--- START ---

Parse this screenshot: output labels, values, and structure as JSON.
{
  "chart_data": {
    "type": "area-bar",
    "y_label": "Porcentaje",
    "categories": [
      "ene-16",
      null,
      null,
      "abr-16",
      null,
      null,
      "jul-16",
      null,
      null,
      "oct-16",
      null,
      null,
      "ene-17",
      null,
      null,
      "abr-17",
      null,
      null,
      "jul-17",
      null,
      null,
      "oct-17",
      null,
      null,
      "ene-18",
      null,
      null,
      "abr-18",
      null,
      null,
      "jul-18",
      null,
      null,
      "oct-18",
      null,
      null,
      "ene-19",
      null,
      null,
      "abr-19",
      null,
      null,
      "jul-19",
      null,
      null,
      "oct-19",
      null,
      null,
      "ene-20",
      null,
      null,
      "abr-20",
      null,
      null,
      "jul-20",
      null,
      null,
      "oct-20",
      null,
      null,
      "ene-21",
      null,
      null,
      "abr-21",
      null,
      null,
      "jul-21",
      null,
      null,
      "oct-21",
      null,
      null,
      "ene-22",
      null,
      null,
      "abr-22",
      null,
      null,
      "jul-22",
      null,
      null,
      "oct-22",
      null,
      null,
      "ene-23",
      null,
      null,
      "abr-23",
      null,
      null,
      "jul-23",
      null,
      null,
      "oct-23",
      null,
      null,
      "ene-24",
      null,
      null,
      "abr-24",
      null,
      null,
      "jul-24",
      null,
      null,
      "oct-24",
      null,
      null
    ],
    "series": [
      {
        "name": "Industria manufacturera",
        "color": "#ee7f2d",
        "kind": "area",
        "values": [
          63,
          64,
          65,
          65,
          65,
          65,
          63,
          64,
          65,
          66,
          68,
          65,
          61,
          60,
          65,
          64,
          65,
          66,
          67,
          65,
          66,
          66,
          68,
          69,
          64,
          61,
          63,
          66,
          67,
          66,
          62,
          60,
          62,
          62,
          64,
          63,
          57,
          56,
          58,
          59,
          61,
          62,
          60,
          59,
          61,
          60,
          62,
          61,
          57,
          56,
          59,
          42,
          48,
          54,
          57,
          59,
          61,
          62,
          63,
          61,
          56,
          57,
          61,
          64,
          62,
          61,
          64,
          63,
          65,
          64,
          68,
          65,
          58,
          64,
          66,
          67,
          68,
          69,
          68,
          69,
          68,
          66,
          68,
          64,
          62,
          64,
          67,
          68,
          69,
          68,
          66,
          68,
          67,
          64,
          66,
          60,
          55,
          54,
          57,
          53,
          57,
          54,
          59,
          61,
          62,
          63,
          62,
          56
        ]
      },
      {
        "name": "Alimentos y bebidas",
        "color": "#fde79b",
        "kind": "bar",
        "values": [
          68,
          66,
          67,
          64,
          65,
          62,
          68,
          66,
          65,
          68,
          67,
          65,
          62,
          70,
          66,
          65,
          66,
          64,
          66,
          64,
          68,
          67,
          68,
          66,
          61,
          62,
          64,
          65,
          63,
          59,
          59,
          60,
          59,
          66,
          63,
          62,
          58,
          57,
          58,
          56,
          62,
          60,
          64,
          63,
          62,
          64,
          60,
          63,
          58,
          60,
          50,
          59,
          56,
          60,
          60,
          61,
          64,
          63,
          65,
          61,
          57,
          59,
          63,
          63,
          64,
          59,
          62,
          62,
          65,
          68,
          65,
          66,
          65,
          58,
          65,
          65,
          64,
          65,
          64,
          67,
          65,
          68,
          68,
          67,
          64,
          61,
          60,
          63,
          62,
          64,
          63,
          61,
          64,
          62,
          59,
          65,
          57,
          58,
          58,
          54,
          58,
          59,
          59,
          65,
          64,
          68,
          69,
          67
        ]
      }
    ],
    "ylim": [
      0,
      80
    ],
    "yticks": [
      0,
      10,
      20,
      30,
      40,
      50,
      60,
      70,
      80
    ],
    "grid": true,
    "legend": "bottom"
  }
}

--- END ---
--- START ---

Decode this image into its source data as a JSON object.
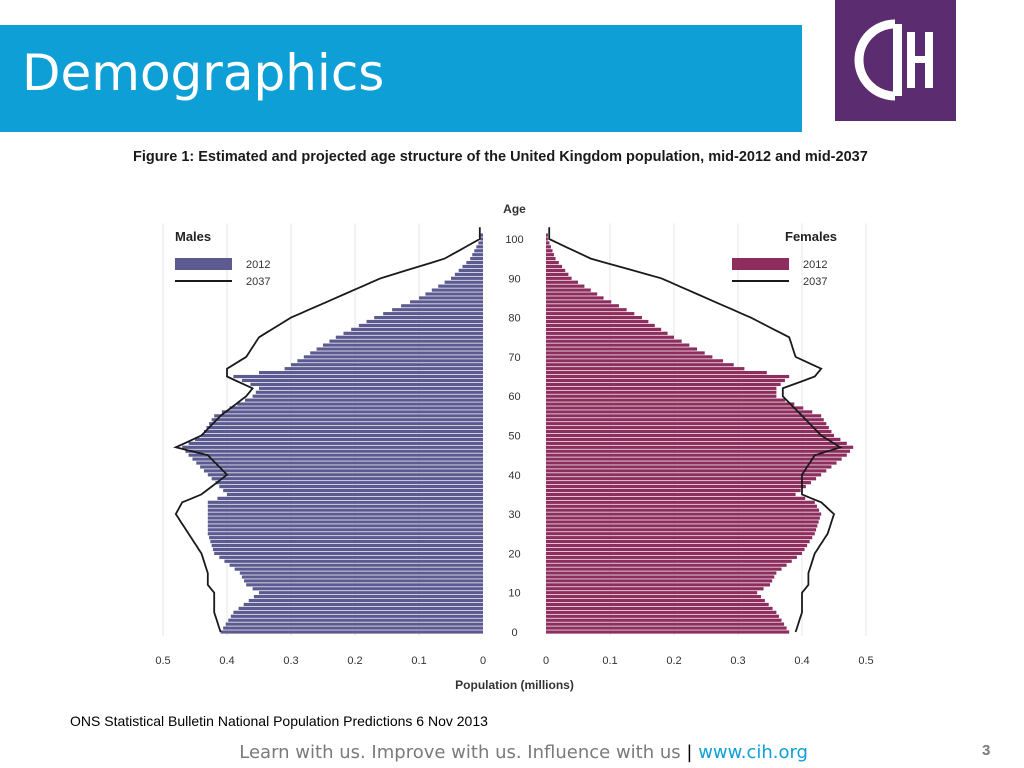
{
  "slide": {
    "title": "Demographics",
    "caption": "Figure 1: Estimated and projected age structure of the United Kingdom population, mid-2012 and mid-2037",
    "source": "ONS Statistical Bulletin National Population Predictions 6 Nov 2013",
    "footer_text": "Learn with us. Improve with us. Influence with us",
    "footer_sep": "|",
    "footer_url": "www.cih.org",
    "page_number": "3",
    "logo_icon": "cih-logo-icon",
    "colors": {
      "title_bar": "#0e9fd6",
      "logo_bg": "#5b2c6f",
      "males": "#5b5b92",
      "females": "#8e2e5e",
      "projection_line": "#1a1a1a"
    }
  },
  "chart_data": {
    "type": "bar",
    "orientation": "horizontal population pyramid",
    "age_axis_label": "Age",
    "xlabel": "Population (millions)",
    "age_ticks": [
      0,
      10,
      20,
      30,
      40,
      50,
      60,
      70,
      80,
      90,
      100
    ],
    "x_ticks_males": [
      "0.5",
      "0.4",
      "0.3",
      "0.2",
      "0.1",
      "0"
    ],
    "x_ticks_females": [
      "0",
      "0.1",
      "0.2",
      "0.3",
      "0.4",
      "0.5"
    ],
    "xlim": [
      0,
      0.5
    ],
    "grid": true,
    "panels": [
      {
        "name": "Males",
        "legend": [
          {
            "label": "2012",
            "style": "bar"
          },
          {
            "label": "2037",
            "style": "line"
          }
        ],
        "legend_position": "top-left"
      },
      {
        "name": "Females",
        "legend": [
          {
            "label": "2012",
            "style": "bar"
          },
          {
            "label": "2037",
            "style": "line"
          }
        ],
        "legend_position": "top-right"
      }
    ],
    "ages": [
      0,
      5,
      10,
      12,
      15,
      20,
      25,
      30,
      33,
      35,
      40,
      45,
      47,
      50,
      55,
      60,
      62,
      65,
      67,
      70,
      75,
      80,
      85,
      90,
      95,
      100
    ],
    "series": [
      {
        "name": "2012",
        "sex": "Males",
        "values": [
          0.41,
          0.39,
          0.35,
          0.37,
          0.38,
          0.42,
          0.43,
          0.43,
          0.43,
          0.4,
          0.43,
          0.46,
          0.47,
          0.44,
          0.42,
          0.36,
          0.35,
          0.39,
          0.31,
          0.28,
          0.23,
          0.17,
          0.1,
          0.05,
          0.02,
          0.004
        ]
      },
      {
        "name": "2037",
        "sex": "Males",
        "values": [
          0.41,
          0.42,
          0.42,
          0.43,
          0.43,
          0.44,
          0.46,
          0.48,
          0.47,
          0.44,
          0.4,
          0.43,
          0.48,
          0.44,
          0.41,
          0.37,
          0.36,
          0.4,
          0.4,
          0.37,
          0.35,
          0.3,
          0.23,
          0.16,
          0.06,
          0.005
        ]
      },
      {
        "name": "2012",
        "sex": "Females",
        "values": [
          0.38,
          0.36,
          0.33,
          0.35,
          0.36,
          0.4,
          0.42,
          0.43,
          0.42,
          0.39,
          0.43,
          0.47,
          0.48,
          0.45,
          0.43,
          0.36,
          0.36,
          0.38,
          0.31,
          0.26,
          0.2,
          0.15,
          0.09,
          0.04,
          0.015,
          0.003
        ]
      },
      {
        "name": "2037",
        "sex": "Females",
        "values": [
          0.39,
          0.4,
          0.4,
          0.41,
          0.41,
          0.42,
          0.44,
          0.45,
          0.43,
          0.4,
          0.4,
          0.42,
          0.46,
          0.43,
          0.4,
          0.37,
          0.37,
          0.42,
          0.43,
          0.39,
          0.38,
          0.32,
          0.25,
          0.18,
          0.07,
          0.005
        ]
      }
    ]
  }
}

--- END ---

| TASK GOAL |
Pick out the lines that contain "source" and copy them.

| SOLUTION FOR THIS TASK |
Decode this image into its source data as a JSON object.
    "source": "ONS Statistical Bulletin National Population Predictions 6 Nov 2013",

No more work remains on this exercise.